Type out all the records word for word. Any pictures are to be left out.

○ ○ ○ ○ ○

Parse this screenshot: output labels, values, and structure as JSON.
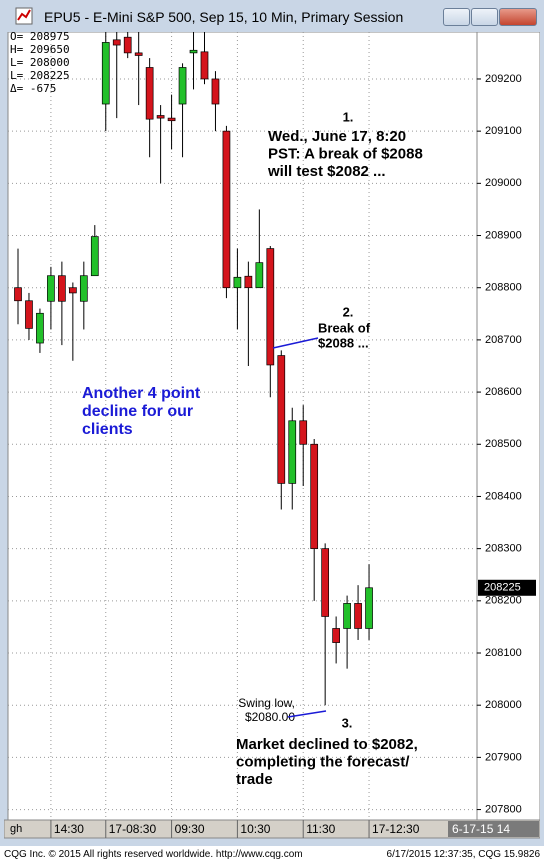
{
  "window": {
    "title": "EPU5 - E-Mini S&P 500, Sep 15, 10 Min, Primary Session"
  },
  "chart_data": {
    "type": "candlestick",
    "open": [
      208800,
      208775,
      208694,
      208774,
      208823,
      208800,
      208774,
      208823,
      209152,
      209275,
      209280,
      209250,
      209222,
      209130,
      209125,
      209152,
      209250,
      209252,
      209200,
      209100,
      208800,
      208822,
      208800,
      208875,
      208670,
      208425,
      208545,
      208500,
      208300,
      208147,
      208147,
      208195,
      208147
    ],
    "high": [
      208875,
      208790,
      208760,
      208840,
      208850,
      208810,
      208850,
      208920,
      209290,
      209290,
      209290,
      209290,
      209240,
      209150,
      209170,
      209230,
      209290,
      209290,
      209215,
      209110,
      208875,
      208850,
      208950,
      208880,
      208680,
      208570,
      208575,
      208510,
      208310,
      208170,
      208210,
      208230,
      208270
    ],
    "low": [
      208730,
      208700,
      208675,
      208720,
      208690,
      208660,
      208720,
      208823,
      209100,
      209125,
      209240,
      209150,
      209050,
      209000,
      209065,
      209050,
      209180,
      209190,
      209100,
      208780,
      208720,
      208650,
      208800,
      208590,
      208375,
      208375,
      208420,
      208200,
      208000,
      208080,
      208070,
      208125,
      208125
    ],
    "close": [
      208775,
      208722,
      208751,
      208823,
      208774,
      208790,
      208823,
      208898,
      209270,
      209265,
      209250,
      209245,
      209123,
      209125,
      209120,
      209222,
      209255,
      209200,
      209152,
      208800,
      208820,
      208800,
      208848,
      208652,
      208425,
      208545,
      208500,
      208300,
      208170,
      208120,
      208195,
      208147,
      208225
    ],
    "up_color": "#22c02a",
    "down_color": "#d4141c",
    "ylim": [
      207780,
      209290
    ],
    "yticks": [
      207800,
      207900,
      208000,
      208100,
      208200,
      208300,
      208400,
      208500,
      208600,
      208700,
      208800,
      208900,
      209000,
      209100,
      209200
    ],
    "xticks": [
      {
        "value": 3,
        "label": "14:30"
      },
      {
        "value": 8,
        "label": "17-08:30"
      },
      {
        "value": 14,
        "label": "09:30"
      },
      {
        "value": 20,
        "label": "10:30"
      },
      {
        "value": 26,
        "label": "11:30"
      },
      {
        "value": 32,
        "label": "17-12:30"
      }
    ],
    "grid": true,
    "last_price": 208225,
    "axis_left_label": "gh",
    "axis_date_label": "6-17-15 14",
    "info": [
      "O= 208975",
      "H= 209650",
      "L= 208000",
      "L= 208225",
      "Δ=   -675"
    ],
    "annotations": [
      {
        "number": "1.",
        "lines": [
          "Wed., June 17, 8:20",
          "PST: A break of $2088",
          "will test $2082 ..."
        ]
      },
      {
        "number": "2.",
        "lines": [
          "Break of",
          "$2088 ..."
        ]
      },
      {
        "number": "",
        "lines": [
          "Another 4 point",
          "decline for our",
          "clients"
        ]
      },
      {
        "number": "",
        "lines": [
          "Swing low,",
          "$2080.00"
        ]
      },
      {
        "number": "3.",
        "lines": [
          "Market declined to $2082,",
          "completing the forecast/",
          "trade"
        ]
      }
    ]
  },
  "footer": {
    "left": "CQG Inc. © 2015 All rights reserved worldwide. http://www.cqg.com",
    "right": "6/17/2015 12:37:35, CQG 15.9826"
  }
}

○ ○ ○ ○ ○

Task output:
Parse this screenshot: output labels, values, and structure as JSON.
{
  "window": {
    "title": "EPU5 - E-Mini S&P 500, Sep 15, 10 Min, Primary Session"
  },
  "chart_data": {
    "type": "candlestick",
    "open": [
      208800,
      208775,
      208694,
      208774,
      208823,
      208800,
      208774,
      208823,
      209152,
      209275,
      209280,
      209250,
      209222,
      209130,
      209125,
      209152,
      209250,
      209252,
      209200,
      209100,
      208800,
      208822,
      208800,
      208875,
      208670,
      208425,
      208545,
      208500,
      208300,
      208147,
      208147,
      208195,
      208147
    ],
    "high": [
      208875,
      208790,
      208760,
      208840,
      208850,
      208810,
      208850,
      208920,
      209290,
      209290,
      209290,
      209290,
      209240,
      209150,
      209170,
      209230,
      209290,
      209290,
      209215,
      209110,
      208875,
      208850,
      208950,
      208880,
      208680,
      208570,
      208575,
      208510,
      208310,
      208170,
      208210,
      208230,
      208270
    ],
    "low": [
      208730,
      208700,
      208675,
      208720,
      208690,
      208660,
      208720,
      208823,
      209100,
      209125,
      209240,
      209150,
      209050,
      209000,
      209065,
      209050,
      209180,
      209190,
      209100,
      208780,
      208720,
      208650,
      208800,
      208590,
      208375,
      208375,
      208420,
      208200,
      208000,
      208080,
      208070,
      208125,
      208125
    ],
    "close": [
      208775,
      208722,
      208751,
      208823,
      208774,
      208790,
      208823,
      208898,
      209270,
      209265,
      209250,
      209245,
      209123,
      209125,
      209120,
      209222,
      209255,
      209200,
      209152,
      208800,
      208820,
      208800,
      208848,
      208652,
      208425,
      208545,
      208500,
      208300,
      208170,
      208120,
      208195,
      208147,
      208225
    ],
    "up_color": "#22c02a",
    "down_color": "#d4141c",
    "ylim": [
      207780,
      209290
    ],
    "yticks": [
      207800,
      207900,
      208000,
      208100,
      208200,
      208300,
      208400,
      208500,
      208600,
      208700,
      208800,
      208900,
      209000,
      209100,
      209200
    ],
    "xticks": [
      {
        "value": 3,
        "label": "14:30"
      },
      {
        "value": 8,
        "label": "17-08:30"
      },
      {
        "value": 14,
        "label": "09:30"
      },
      {
        "value": 20,
        "label": "10:30"
      },
      {
        "value": 26,
        "label": "11:30"
      },
      {
        "value": 32,
        "label": "17-12:30"
      }
    ],
    "grid": true,
    "last_price": 208225,
    "axis_left_label": "gh",
    "axis_date_label": "6-17-15 14",
    "info": [
      "O= 208975",
      "H= 209650",
      "L= 208000",
      "L= 208225",
      "Δ=   -675"
    ],
    "annotations": [
      {
        "number": "1.",
        "lines": [
          "Wed., June 17, 8:20",
          "PST: A break of $2088",
          "will test $2082 ..."
        ]
      },
      {
        "number": "2.",
        "lines": [
          "Break of",
          "$2088 ..."
        ]
      },
      {
        "number": "",
        "lines": [
          "Another 4 point",
          "decline for our",
          "clients"
        ]
      },
      {
        "number": "",
        "lines": [
          "Swing low,",
          "$2080.00"
        ]
      },
      {
        "number": "3.",
        "lines": [
          "Market declined to $2082,",
          "completing the forecast/",
          "trade"
        ]
      }
    ]
  },
  "footer": {
    "left": "CQG Inc. © 2015 All rights reserved worldwide. http://www.cqg.com",
    "right": "6/17/2015 12:37:35, CQG 15.9826"
  }
}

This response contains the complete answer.